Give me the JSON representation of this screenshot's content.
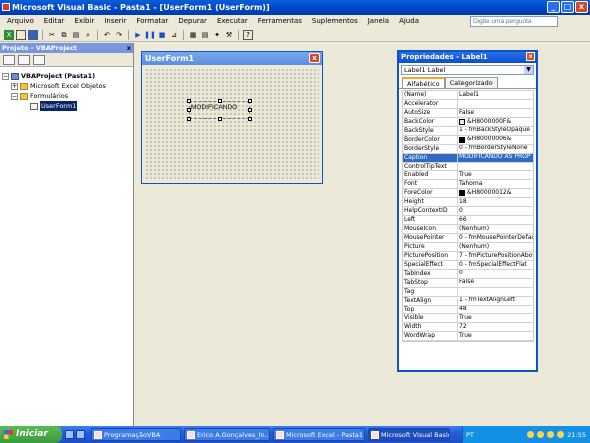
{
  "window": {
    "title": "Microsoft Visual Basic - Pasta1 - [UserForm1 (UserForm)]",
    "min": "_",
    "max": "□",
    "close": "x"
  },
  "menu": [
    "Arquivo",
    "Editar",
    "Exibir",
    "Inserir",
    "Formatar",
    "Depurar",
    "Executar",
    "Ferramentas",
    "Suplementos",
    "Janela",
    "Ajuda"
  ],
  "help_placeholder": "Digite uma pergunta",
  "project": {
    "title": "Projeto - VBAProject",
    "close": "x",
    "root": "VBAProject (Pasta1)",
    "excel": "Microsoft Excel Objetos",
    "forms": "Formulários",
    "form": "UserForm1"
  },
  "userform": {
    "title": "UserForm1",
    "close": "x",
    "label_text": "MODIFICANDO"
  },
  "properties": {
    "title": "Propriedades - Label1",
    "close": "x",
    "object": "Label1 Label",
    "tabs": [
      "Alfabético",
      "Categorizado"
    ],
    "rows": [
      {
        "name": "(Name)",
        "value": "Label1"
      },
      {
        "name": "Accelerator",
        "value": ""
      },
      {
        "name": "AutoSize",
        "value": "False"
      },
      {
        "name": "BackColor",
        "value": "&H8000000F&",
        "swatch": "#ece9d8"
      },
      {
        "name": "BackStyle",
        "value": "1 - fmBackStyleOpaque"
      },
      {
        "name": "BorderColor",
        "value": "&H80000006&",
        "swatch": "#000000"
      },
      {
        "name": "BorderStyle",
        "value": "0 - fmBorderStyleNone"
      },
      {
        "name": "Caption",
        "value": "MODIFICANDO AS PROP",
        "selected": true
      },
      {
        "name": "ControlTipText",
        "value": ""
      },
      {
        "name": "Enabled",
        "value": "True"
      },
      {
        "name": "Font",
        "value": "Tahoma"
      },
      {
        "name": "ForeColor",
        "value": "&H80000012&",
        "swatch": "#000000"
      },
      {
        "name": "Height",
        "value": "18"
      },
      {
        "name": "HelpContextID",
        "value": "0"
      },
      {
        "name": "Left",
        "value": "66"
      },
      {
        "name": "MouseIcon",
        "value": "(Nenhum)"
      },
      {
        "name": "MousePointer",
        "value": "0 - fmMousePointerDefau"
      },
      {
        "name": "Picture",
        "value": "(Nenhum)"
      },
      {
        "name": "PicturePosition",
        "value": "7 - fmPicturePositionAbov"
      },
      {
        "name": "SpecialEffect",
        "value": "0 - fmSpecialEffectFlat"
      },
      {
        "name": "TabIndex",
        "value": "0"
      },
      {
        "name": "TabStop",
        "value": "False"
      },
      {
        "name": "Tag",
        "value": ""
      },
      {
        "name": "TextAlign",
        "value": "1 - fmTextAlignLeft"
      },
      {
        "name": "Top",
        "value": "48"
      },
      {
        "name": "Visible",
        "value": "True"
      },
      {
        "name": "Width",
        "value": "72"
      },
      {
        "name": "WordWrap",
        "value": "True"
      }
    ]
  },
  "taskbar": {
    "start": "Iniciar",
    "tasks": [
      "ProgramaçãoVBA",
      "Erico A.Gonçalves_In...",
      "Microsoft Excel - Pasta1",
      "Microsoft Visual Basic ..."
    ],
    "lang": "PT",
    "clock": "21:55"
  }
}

—————

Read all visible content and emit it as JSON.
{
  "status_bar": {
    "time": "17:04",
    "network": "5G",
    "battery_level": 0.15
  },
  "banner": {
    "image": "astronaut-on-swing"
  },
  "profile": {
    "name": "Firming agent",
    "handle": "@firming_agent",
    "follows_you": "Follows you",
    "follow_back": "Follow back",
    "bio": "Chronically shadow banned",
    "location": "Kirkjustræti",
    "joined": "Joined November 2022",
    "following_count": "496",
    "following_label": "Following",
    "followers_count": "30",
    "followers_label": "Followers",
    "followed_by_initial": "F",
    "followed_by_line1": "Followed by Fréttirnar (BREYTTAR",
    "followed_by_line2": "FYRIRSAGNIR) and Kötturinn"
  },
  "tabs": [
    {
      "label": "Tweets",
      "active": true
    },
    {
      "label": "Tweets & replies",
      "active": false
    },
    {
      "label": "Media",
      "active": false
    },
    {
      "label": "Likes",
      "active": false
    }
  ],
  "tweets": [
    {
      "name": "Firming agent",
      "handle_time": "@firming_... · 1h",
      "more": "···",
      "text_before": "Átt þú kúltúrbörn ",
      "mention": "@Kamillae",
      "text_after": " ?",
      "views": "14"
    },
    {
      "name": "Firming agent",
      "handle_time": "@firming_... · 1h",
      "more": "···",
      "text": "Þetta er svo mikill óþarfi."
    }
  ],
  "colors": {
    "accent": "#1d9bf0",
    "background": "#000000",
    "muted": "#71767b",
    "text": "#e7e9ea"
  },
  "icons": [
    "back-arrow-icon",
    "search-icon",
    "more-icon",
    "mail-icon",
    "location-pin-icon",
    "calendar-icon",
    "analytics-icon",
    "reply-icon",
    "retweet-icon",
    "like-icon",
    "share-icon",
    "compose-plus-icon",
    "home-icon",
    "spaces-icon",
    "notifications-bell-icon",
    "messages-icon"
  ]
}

—————

**What needs to be done:**
Within the entries above, work out how many lines contain the word "Excel". The number alone is the answer.

**Solution:**
2